Instructions for the task: Here are some records; copy every line that holds the word "identify".

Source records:
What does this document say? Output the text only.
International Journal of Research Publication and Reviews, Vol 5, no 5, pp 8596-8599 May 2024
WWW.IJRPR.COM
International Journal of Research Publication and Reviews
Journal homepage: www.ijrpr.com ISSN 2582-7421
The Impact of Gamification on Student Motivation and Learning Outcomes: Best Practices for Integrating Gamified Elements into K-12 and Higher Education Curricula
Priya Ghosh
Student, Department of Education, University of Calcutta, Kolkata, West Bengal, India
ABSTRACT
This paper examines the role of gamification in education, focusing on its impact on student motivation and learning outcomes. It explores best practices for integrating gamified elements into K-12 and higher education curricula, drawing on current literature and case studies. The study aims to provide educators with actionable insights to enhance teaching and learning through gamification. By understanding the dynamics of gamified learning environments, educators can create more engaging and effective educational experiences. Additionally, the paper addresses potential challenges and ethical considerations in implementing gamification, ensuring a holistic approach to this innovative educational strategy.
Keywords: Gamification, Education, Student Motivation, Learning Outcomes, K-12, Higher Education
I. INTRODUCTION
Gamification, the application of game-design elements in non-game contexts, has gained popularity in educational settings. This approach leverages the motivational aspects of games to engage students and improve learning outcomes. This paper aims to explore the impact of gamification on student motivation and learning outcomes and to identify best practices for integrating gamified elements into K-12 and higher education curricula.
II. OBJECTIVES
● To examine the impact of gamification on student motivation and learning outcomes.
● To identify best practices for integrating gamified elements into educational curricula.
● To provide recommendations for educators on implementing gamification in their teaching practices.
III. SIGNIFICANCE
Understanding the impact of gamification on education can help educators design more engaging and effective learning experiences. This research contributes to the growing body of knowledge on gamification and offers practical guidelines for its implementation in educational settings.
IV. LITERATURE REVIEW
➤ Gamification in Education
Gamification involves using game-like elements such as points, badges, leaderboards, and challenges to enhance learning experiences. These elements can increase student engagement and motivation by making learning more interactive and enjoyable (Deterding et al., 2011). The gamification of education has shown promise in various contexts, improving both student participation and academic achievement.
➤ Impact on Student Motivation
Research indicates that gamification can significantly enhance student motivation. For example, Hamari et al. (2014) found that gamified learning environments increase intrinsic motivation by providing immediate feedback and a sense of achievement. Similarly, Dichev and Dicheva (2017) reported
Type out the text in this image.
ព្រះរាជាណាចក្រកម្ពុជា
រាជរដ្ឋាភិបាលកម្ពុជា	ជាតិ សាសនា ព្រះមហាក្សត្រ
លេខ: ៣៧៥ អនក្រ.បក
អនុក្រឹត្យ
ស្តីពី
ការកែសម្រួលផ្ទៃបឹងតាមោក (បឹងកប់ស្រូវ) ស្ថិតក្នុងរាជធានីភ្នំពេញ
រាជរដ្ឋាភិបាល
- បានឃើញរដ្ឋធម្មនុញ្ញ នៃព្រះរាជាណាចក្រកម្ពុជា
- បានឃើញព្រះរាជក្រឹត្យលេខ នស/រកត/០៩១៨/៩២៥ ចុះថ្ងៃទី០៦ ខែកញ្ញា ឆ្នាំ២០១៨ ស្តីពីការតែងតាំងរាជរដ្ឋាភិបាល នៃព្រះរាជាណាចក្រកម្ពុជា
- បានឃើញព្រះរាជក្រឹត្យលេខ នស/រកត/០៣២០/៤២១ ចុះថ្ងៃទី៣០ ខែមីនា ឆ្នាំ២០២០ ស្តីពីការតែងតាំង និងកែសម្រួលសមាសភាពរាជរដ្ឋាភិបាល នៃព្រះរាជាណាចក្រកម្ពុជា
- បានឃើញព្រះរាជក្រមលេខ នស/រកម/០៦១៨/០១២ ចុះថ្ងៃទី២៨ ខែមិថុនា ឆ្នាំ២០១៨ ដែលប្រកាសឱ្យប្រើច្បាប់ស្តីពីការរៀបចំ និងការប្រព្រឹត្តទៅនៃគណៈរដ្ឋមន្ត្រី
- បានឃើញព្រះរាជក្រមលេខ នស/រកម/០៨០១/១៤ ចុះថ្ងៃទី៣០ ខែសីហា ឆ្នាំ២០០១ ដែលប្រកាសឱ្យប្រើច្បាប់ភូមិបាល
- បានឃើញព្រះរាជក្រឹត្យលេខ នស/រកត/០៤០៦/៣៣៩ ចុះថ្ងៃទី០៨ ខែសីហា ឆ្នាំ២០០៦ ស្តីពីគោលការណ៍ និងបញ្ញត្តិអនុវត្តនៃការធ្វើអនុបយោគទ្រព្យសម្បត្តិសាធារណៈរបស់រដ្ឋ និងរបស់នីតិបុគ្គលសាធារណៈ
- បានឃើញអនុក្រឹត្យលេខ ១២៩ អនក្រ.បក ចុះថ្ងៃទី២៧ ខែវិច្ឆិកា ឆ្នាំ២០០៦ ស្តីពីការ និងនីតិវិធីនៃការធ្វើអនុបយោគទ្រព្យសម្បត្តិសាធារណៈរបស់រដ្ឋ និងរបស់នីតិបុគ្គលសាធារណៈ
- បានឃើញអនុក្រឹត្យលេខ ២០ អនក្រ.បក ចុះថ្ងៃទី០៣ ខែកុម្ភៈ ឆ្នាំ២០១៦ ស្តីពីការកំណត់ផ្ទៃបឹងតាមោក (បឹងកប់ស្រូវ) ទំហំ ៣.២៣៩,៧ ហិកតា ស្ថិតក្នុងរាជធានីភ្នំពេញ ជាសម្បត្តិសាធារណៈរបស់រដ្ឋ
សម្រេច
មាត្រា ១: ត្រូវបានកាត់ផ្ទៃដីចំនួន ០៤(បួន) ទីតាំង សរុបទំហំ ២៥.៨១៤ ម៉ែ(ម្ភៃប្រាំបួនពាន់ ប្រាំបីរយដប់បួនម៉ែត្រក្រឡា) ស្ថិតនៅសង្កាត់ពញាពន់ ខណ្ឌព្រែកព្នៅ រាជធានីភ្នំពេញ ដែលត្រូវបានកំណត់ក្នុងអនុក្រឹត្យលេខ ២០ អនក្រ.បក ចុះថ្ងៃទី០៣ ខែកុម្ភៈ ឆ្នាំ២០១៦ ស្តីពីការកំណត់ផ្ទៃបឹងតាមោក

Answer for the task:
Gamification, the application of game-design elements in non-game contexts, has gained popularity in educational settings. This approach leverages the motivational aspects of games to engage students and improve learning outcomes. This paper aims to explore the impact of gamification on student motivation and learning outcomes and to identify best practices for integrating gamified elements into K-12 and higher education curricula.
● To identify best practices for integrating gamified elements into educational curricula.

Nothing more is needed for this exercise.